Work to do: Count how many lines of the material hold "type". Respond with that number alone.

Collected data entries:
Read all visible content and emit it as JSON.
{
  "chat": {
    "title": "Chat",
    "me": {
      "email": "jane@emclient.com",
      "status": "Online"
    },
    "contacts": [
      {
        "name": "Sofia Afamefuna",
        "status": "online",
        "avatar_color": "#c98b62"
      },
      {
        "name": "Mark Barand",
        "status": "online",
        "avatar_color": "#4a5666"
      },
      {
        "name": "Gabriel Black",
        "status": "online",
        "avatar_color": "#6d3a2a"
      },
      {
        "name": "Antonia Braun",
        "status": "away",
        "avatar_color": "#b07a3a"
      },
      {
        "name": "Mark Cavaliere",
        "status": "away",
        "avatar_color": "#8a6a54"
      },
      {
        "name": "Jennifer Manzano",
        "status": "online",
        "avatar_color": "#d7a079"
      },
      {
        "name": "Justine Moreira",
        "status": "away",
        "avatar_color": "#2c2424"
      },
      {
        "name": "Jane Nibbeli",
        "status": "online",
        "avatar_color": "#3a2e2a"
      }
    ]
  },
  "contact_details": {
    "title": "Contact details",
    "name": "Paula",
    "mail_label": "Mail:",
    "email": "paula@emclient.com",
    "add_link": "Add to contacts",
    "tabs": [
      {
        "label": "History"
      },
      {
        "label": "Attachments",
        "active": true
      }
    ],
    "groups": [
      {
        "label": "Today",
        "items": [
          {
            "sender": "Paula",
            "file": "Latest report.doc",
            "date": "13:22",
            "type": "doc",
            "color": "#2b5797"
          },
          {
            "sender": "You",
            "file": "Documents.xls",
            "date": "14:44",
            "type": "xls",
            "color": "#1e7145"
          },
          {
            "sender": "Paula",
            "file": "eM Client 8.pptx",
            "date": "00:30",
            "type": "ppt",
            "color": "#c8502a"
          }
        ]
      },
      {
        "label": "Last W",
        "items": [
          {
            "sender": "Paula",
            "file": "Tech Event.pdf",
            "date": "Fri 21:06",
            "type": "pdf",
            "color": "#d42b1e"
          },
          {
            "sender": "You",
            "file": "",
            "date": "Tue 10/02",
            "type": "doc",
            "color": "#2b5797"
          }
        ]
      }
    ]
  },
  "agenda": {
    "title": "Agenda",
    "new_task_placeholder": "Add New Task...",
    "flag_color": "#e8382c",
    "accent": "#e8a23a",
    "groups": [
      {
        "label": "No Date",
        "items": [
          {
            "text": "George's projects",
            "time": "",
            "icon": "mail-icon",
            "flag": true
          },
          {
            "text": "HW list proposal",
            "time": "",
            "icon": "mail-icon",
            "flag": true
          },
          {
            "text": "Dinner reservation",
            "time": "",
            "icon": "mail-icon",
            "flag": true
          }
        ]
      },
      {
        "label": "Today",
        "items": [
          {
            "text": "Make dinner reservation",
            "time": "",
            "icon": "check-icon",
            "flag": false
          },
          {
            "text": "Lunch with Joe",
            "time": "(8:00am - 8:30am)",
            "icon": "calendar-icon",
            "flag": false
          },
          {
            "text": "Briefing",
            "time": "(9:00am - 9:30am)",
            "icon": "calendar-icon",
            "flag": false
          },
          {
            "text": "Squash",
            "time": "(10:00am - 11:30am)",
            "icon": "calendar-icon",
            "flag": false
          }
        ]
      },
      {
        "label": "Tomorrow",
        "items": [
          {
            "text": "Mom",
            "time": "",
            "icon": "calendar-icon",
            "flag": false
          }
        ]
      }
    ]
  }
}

Right answer: 5